### Listing

#####

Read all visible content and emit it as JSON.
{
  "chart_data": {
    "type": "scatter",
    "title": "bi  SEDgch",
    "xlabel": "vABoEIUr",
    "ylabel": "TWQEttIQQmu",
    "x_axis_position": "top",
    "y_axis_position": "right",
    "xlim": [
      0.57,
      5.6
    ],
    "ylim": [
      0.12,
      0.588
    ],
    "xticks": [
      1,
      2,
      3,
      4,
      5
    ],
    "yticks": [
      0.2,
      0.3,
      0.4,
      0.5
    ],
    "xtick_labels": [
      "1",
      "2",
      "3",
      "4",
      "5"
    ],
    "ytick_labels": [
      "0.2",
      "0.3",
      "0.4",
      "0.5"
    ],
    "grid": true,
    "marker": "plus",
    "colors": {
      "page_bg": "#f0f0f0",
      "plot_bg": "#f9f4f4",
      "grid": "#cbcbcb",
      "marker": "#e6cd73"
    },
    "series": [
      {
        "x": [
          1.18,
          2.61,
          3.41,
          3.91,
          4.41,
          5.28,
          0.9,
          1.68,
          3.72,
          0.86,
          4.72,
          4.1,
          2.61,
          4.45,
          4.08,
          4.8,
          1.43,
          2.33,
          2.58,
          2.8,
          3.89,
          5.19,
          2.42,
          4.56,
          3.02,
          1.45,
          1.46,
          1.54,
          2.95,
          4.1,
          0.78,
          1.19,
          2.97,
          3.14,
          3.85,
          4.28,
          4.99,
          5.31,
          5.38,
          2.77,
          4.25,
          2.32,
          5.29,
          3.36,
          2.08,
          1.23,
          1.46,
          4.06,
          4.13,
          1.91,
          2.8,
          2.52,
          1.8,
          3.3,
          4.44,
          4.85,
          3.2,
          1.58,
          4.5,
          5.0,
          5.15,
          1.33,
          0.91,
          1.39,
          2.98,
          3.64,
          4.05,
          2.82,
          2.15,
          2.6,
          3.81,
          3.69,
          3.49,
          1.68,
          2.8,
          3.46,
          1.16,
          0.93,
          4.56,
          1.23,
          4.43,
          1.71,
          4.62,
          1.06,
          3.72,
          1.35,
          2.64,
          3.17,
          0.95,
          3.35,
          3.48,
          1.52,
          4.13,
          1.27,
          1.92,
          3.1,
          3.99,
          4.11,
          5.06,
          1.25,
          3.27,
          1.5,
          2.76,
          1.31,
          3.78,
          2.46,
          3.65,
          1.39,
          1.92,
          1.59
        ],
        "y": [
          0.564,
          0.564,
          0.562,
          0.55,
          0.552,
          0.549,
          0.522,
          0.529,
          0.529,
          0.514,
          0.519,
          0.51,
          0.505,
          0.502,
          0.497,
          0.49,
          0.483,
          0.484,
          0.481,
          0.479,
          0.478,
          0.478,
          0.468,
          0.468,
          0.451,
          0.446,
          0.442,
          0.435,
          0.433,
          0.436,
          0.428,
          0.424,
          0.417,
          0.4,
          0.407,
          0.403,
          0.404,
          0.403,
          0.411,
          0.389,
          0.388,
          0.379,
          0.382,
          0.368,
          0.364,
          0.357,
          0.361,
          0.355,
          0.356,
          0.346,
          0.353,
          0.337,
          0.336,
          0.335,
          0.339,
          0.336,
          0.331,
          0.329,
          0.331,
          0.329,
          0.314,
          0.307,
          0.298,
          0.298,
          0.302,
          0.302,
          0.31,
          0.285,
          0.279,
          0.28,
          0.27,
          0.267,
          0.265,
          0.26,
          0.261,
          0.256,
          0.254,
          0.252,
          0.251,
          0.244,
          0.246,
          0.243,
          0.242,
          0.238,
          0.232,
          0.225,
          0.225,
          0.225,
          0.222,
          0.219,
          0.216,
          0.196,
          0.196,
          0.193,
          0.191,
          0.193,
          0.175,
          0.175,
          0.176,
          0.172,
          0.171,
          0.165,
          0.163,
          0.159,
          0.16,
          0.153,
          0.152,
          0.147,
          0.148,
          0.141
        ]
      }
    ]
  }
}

#####

Your task is to print all of the records exactly.

### Task output
Read all visible content and emit it as JSON.
{
  "chart_data": {
    "type": "scatter",
    "title": "bi  SEDgch",
    "xlabel": "vABoEIUr",
    "ylabel": "TWQEttIQQmu",
    "x_axis_position": "top",
    "y_axis_position": "right",
    "xlim": [
      0.57,
      5.6
    ],
    "ylim": [
      0.12,
      0.588
    ],
    "xticks": [
      1,
      2,
      3,
      4,
      5
    ],
    "yticks": [
      0.2,
      0.3,
      0.4,
      0.5
    ],
    "xtick_labels": [
      "1",
      "2",
      "3",
      "4",
      "5"
    ],
    "ytick_labels": [
      "0.2",
      "0.3",
      "0.4",
      "0.5"
    ],
    "grid": true,
    "marker": "plus",
    "colors": {
      "page_bg": "#f0f0f0",
      "plot_bg": "#f9f4f4",
      "grid": "#cbcbcb",
      "marker": "#e6cd73"
    },
    "series": [
      {
        "x": [
          1.18,
          2.61,
          3.41,
          3.91,
          4.41,
          5.28,
          0.9,
          1.68,
          3.72,
          0.86,
          4.72,
          4.1,
          2.61,
          4.45,
          4.08,
          4.8,
          1.43,
          2.33,
          2.58,
          2.8,
          3.89,
          5.19,
          2.42,
          4.56,
          3.02,
          1.45,
          1.46,
          1.54,
          2.95,
          4.1,
          0.78,
          1.19,
          2.97,
          3.14,
          3.85,
          4.28,
          4.99,
          5.31,
          5.38,
          2.77,
          4.25,
          2.32,
          5.29,
          3.36,
          2.08,
          1.23,
          1.46,
          4.06,
          4.13,
          1.91,
          2.8,
          2.52,
          1.8,
          3.3,
          4.44,
          4.85,
          3.2,
          1.58,
          4.5,
          5.0,
          5.15,
          1.33,
          0.91,
          1.39,
          2.98,
          3.64,
          4.05,
          2.82,
          2.15,
          2.6,
          3.81,
          3.69,
          3.49,
          1.68,
          2.8,
          3.46,
          1.16,
          0.93,
          4.56,
          1.23,
          4.43,
          1.71,
          4.62,
          1.06,
          3.72,
          1.35,
          2.64,
          3.17,
          0.95,
          3.35,
          3.48,
          1.52,
          4.13,
          1.27,
          1.92,
          3.1,
          3.99,
          4.11,
          5.06,
          1.25,
          3.27,
          1.5,
          2.76,
          1.31,
          3.78,
          2.46,
          3.65,
          1.39,
          1.92,
          1.59
        ],
        "y": [
          0.564,
          0.564,
          0.562,
          0.55,
          0.552,
          0.549,
          0.522,
          0.529,
          0.529,
          0.514,
          0.519,
          0.51,
          0.505,
          0.502,
          0.497,
          0.49,
          0.483,
          0.484,
          0.481,
          0.479,
          0.478,
          0.478,
          0.468,
          0.468,
          0.451,
          0.446,
          0.442,
          0.435,
          0.433,
          0.436,
          0.428,
          0.424,
          0.417,
          0.4,
          0.407,
          0.403,
          0.404,
          0.403,
          0.411,
          0.389,
          0.388,
          0.379,
          0.382,
          0.368,
          0.364,
          0.357,
          0.361,
          0.355,
          0.356,
          0.346,
          0.353,
          0.337,
          0.336,
          0.335,
          0.339,
          0.336,
          0.331,
          0.329,
          0.331,
          0.329,
          0.314,
          0.307,
          0.298,
          0.298,
          0.302,
          0.302,
          0.31,
          0.285,
          0.279,
          0.28,
          0.27,
          0.267,
          0.265,
          0.26,
          0.261,
          0.256,
          0.254,
          0.252,
          0.251,
          0.244,
          0.246,
          0.243,
          0.242,
          0.238,
          0.232,
          0.225,
          0.225,
          0.225,
          0.222,
          0.219,
          0.216,
          0.196,
          0.196,
          0.193,
          0.191,
          0.193,
          0.175,
          0.175,
          0.176,
          0.172,
          0.171,
          0.165,
          0.163,
          0.159,
          0.16,
          0.153,
          0.152,
          0.147,
          0.148,
          0.141
        ]
      }
    ]
  }
}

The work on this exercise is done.